## Given problem
Your task is to gather the lines below that hold the string "Hilfe".

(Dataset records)
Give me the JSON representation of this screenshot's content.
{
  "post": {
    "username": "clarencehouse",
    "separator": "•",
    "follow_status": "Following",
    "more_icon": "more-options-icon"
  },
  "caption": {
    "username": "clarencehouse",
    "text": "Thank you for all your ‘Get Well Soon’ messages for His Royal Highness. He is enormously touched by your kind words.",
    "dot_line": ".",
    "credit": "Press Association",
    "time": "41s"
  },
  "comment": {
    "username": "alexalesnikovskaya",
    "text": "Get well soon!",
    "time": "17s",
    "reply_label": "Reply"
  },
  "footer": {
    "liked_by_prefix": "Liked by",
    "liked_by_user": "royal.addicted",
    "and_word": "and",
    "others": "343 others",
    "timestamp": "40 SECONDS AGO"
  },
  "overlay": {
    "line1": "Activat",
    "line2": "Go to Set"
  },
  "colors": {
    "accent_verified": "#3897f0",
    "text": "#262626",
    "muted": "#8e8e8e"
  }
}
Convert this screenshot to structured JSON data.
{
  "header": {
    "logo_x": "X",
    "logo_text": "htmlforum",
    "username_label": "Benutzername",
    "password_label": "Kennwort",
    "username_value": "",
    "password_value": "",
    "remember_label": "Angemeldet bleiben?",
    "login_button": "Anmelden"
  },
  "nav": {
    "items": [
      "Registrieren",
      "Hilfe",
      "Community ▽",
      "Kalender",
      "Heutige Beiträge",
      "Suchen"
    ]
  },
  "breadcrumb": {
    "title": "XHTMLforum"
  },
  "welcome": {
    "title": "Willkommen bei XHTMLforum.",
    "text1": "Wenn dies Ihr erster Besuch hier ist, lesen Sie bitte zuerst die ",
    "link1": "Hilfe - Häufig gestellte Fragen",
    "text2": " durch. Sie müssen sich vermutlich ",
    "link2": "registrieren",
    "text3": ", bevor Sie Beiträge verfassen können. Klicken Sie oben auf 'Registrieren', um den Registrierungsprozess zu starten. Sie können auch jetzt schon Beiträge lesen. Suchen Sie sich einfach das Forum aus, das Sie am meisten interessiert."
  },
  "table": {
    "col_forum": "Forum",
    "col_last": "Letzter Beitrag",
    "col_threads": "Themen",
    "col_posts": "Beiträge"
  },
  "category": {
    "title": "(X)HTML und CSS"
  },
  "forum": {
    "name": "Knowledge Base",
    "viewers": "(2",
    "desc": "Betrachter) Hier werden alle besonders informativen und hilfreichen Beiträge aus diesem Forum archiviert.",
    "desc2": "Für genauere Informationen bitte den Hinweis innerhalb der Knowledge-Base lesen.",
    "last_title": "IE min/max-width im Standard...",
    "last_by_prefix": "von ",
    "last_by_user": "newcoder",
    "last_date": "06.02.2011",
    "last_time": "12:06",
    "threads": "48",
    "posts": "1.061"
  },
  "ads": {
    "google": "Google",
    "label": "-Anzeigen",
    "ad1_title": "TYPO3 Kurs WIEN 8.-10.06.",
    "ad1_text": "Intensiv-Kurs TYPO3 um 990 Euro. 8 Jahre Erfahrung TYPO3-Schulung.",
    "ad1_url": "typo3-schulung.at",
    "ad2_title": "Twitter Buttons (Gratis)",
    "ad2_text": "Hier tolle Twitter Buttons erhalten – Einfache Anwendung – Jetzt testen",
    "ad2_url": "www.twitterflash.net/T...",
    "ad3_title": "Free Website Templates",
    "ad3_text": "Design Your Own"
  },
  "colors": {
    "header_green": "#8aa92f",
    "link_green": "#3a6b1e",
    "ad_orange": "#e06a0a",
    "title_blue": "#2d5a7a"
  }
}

## Full output
      "Hilfe",
    "link1": "Hilfe - Häufig gestellte Fragen",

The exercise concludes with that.